Task to carry out
Your task is to extract every entry that follows word for word while excluding the pictures.

Source data
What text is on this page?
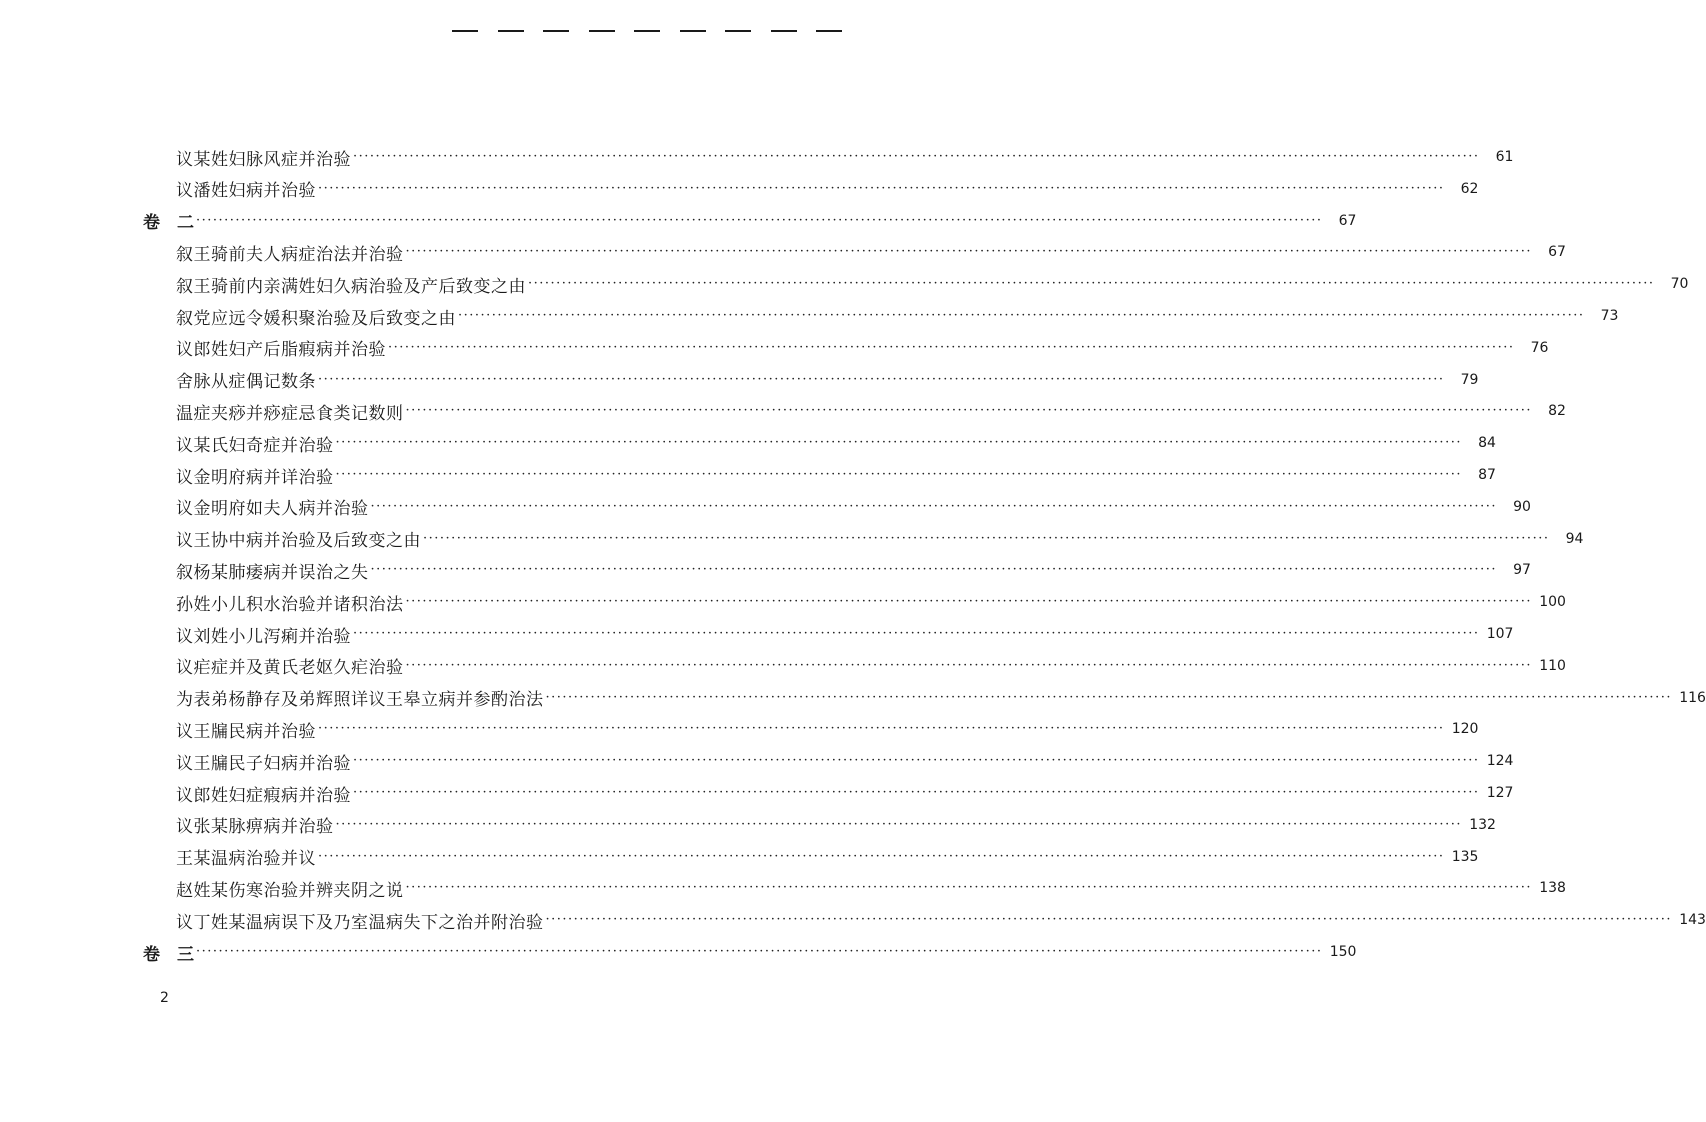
议某姓妇脉风症并治验 ········································································································································································································	61
议潘姓妇病并治验 ········································································································································································································	62
卷　二 ········································································································································································································	67
叙王骑前夫人病症治法并治验 ········································································································································································································	67
叙王骑前内亲满姓妇久病治验及产后致变之由 ········································································································································································································	70
叙党应远令媛积聚治验及后致变之由 ········································································································································································································	73
议郎姓妇产后脂瘕病并治验 ········································································································································································································	76
舍脉从症偶记数条 ········································································································································································································	79
温症夹痧并痧症忌食类记数则 ········································································································································································································	82
议某氏妇奇症并治验 ········································································································································································································	84
议金明府病并详治验 ········································································································································································································	87
议金明府如夫人病并治验 ········································································································································································································	90
议王协中病并治验及后致变之由 ········································································································································································································	94
叙杨某肺痿病并误治之失 ········································································································································································································	97
孙姓小儿积水治验并诸积治法 ········································································································································································································ 100
议刘姓小儿泻痢并治验 ········································································································································································································ 107
议疟症并及黄氏老妪久疟治验 ········································································································································································································ 110
为表弟杨静存及弟辉照详议王皋立病并参酌治法 ········································································································································································································ 116
议王牖民病并治验 ········································································································································································································ 120
议王牖民子妇病并治验 ········································································································································································································ 124
议郎姓妇症瘕病并治验 ········································································································································································································ 127
议张某脉痹病并治验 ········································································································································································································ 132
王某温病治验并议 ········································································································································································································ 135
赵姓某伤寒治验并辨夹阴之说 ········································································································································································································ 138
议丁姓某温病误下及乃室温病失下之治并附治验 ········································································································································································································ 143
卷　三 ········································································································································································································ 150
2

Result of this task
What text is on this page?
议某姓妇脉风症并治验 ········································································································································································································	61
议潘姓妇病并治验 ········································································································································································································	62
卷　二 ········································································································································································································	67
叙王骑前夫人病症治法并治验 ········································································································································································································	67
叙王骑前内亲满姓妇久病治验及产后致变之由 ········································································································································································································	70
叙党应远令媛积聚治验及后致变之由 ········································································································································································································	73
议郎姓妇产后脂瘕病并治验 ········································································································································································································	76
舍脉从症偶记数条 ········································································································································································································	79
温症夹痧并痧症忌食类记数则 ········································································································································································································	82
议某氏妇奇症并治验 ········································································································································································································	84
议金明府病并详治验 ········································································································································································································	87
议金明府如夫人病并治验 ········································································································································································································	90
议王协中病并治验及后致变之由 ········································································································································································································	94
叙杨某肺痿病并误治之失 ········································································································································································································	97
孙姓小儿积水治验并诸积治法 ········································································································································································································ 100
议刘姓小儿泻痢并治验 ········································································································································································································ 107
议疟症并及黄氏老妪久疟治验 ········································································································································································································ 110
为表弟杨静存及弟辉照详议王皋立病并参酌治法 ········································································································································································································ 116
议王牖民病并治验 ········································································································································································································ 120
议王牖民子妇病并治验 ········································································································································································································ 124
议郎姓妇症瘕病并治验 ········································································································································································································ 127
议张某脉痹病并治验 ········································································································································································································ 132
王某温病治验并议 ········································································································································································································ 135
赵姓某伤寒治验并辨夹阴之说 ········································································································································································································ 138
议丁姓某温病误下及乃室温病失下之治并附治验 ········································································································································································································ 143
卷　三 ········································································································································································································ 150
2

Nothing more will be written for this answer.